Which lines contain the string "pagtuturo"? Please list every one of them.
***
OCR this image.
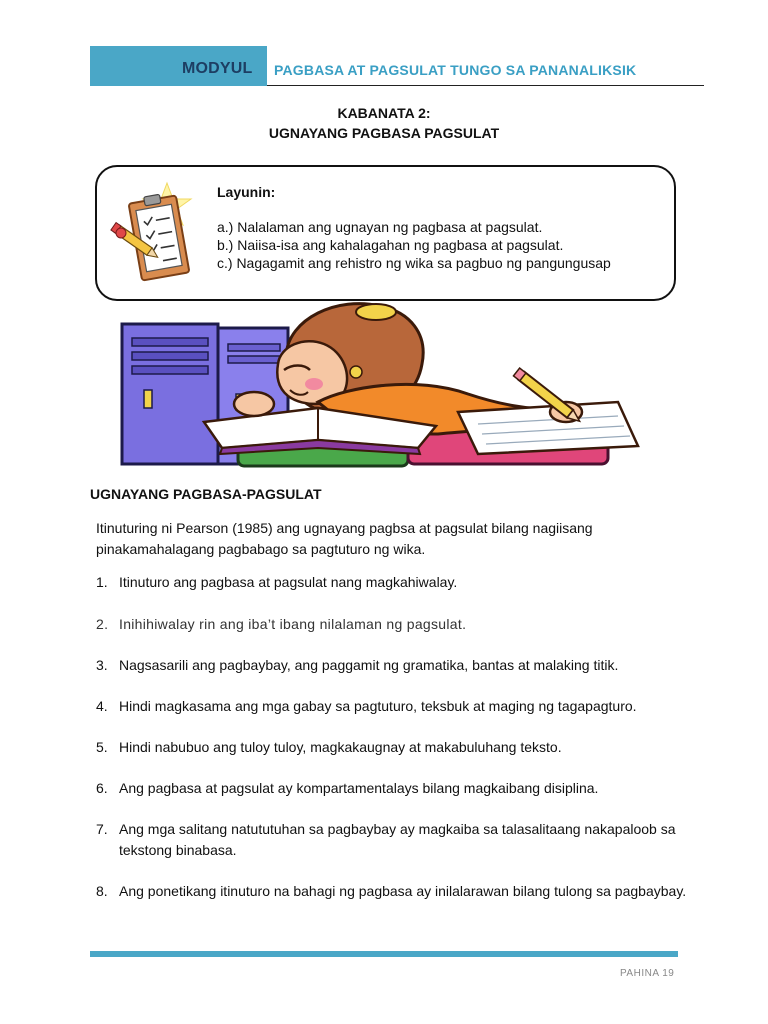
MODYUL PAGBASA AT PAGSULAT TUNGO SA PANANALIKSIK
KABANATA 2:
UGNAYANG PAGBASA PAGSULAT
Layunin:
a.) Nalalaman ang ugnayan ng pagbasa at pagsulat.
b.) Naiisa-isa ang kahalagahan ng pagbasa at pagsulat.
c.) Nagagamit ang rehistro ng wika sa pagbuo ng pangungusap
UGNAYANG PAGBASA-PAGSULAT
Itinuturing ni Pearson (1985) ang ugnayang pagbsa at pagsulat bilang nagiisang pinakamahalagang pagbabago sa pagtuturo ng wika.
1. Itinuturo ang pagbasa at pagsulat nang magkahiwalay.
2. Inihihiwalay rin ang iba’t ibang nilalaman ng pagsulat.
3. Nagsasarili ang pagbaybay, ang paggamit ng gramatika, bantas at malaking titik.
4. Hindi magkasama ang mga gabay sa pagtuturo, teksbuk at maging ng tagapagturo.
5. Hindi nabubuo ang tuloy tuloy, magkakaugnay at makabuluhang teksto.
6. Ang pagbasa at pagsulat ay kompartamentalays bilang magkaibang disiplina.
7. Ang mga salitang natututuhan sa pagbaybay ay magkaiba sa talasalitaang nakapaloob sa tekstong binabasa.
8. Ang ponetikang itinuturo na bahagi ng pagbasa ay inilalarawan bilang tulong sa pagbaybay.
PAHINA 19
***
■ Answer for this exercise
Itinuturing ni Pearson (1985) ang ugnayang pagbsa at pagsulat bilang nagiisang pinakamahalagang pagbabago sa pagtuturo ng wika.
4. Hindi magkasama ang mga gabay sa pagtuturo, teksbuk at maging ng tagapagturo.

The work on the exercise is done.